§ **PAGE TEXT**
Collagen and gelatin obtained from animal by-products represent a promising source of protein. One of the most promising ways to utilize these proteins in various industrial applications is through the development of hydrogels due to their tunable structures and favorable functional properties. This review revealed the possibility to improve the functionality of collagen- and gelatin-based hydrogels depending on their end-use through the manipulation of mechanical gel strength.

The incorporation of co-agent molecules such as hydroxypropyl methylcellulose, sodium alginate, hyaluronic acid, chondroitin sulfate, chitosan, protein isolates, pectin, various lipids, and salts has been shown to influence the mechanical strength of these hydrogels. Therefore, the effects of co-agent molecules on the mechanical properties of collagen-/gelatin- based hydrogels should be considered based on the intended application needs. Among these biomacromolecules, polysaccharides more effectively enhance the gel strength of collagen- and gelatin-based hydrogels due to their ability to form strong and dense network structures via electrostatic and hydrogen bonding interactions. Protein type and concentration play a key role in determining gel stability, and the elasticity of the gel varies accordingly. In contrast, lipids exhibit only a limited effect on collagen-/gelatin-based hydrogel. However, recent applications revealed the fact that lipids could alter the strain-stiffening response of collagen-/gelatin- gelatin-based hydrogels under large deformations, especially when used along with proteins in the form of emulsions. Therefore, the interactions of these co-agent molecules should be considered, and their concentrations carefully optimized to achieve the desired gel strength.

§ **YOUR ASSIGNMENT**
According to the review on collagen and gelatin hydrogels, why do polysaccharides enhance gel strength more effectively than the other co-agent molecules?

§ **EXTRACTED INFORMATION**
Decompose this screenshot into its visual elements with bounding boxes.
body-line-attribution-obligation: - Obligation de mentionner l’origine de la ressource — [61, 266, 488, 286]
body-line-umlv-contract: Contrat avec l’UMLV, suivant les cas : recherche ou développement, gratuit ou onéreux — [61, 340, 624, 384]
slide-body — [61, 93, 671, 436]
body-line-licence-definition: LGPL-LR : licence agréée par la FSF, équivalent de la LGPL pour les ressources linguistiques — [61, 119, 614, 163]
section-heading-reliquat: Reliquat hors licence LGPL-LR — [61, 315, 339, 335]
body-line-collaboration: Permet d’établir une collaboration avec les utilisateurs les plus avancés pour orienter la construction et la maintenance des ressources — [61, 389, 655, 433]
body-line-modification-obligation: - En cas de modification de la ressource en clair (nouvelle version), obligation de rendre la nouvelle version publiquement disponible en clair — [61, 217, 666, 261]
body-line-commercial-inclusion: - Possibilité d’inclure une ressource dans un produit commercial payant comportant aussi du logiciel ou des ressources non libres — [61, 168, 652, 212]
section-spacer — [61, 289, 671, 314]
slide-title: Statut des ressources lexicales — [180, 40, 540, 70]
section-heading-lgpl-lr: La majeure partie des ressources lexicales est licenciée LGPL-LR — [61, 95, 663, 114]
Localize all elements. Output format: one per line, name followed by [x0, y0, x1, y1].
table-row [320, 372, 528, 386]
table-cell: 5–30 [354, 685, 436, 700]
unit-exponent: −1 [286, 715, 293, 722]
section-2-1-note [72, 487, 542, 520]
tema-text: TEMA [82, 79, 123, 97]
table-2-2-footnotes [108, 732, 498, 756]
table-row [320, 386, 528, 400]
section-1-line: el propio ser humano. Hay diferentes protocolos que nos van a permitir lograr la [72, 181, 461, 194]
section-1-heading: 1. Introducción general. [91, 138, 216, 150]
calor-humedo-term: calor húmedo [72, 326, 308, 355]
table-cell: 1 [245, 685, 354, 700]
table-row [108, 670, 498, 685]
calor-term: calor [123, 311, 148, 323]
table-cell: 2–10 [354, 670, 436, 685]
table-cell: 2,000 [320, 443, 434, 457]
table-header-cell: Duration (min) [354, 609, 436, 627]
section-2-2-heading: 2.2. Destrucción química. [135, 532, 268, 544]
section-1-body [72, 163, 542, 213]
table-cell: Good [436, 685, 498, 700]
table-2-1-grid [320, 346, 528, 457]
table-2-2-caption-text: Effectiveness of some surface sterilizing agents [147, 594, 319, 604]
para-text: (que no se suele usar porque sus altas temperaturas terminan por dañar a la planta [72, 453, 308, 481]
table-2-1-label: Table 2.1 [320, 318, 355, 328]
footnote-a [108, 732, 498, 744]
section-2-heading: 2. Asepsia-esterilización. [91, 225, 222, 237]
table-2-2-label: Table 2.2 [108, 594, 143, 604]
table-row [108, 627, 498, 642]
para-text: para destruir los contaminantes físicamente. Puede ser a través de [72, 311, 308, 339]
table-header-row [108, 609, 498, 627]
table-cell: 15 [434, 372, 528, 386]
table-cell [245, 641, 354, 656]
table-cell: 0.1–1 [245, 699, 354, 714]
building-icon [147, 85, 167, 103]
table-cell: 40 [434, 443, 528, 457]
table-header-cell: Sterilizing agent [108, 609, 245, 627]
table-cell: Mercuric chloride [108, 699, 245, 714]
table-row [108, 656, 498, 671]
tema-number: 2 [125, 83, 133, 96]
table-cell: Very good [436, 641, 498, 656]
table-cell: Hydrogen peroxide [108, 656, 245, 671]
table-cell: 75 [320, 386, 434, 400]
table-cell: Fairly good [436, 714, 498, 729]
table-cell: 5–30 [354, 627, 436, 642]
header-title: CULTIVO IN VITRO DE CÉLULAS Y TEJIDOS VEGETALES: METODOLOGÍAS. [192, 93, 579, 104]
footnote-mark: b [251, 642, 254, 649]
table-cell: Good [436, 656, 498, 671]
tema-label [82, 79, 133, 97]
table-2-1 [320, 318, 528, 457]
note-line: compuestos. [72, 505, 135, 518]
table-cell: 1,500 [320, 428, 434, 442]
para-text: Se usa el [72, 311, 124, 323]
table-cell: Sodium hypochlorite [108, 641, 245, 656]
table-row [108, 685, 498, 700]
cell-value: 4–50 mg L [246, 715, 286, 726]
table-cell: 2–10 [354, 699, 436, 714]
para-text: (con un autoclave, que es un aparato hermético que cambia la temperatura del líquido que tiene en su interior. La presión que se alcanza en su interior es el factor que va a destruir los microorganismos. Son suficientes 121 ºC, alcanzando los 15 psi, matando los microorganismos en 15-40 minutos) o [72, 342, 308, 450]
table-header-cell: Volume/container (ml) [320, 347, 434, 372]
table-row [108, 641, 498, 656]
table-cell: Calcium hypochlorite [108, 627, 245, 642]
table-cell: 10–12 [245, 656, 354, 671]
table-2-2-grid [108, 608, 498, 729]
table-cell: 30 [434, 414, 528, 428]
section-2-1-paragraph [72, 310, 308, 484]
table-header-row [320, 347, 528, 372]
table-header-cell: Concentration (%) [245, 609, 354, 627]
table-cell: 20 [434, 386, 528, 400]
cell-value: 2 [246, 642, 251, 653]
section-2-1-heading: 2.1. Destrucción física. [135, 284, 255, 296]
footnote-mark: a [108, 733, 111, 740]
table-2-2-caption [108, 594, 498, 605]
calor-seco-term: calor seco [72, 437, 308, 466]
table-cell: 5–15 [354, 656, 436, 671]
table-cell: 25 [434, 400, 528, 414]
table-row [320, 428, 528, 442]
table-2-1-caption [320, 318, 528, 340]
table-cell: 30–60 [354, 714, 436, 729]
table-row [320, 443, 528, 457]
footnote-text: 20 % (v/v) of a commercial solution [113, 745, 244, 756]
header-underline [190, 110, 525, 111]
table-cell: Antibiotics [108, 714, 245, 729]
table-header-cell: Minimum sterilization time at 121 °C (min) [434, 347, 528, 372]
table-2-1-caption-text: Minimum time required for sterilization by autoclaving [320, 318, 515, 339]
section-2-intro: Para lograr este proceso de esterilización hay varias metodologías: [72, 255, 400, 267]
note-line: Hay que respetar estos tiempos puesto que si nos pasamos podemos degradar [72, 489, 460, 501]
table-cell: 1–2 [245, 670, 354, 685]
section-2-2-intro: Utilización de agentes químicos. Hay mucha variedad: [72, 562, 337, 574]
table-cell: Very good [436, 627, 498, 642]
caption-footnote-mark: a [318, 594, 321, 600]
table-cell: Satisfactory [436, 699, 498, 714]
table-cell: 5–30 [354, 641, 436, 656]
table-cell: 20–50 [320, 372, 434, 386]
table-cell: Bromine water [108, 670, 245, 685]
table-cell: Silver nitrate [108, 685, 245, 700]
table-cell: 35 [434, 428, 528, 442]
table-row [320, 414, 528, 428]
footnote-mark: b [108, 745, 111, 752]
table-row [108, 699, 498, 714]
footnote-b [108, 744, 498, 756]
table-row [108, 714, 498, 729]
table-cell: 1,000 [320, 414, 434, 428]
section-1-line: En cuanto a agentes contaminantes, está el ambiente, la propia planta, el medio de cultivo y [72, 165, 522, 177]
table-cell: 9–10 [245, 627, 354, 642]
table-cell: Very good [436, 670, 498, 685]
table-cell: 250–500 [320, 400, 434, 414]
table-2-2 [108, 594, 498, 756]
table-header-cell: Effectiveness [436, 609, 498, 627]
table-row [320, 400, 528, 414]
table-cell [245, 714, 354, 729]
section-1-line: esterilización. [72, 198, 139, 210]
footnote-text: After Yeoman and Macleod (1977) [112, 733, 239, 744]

§ **RESPONSE BELOW**
They can form strong and dense network structures through electrostatic and hydrogen bonding interactions.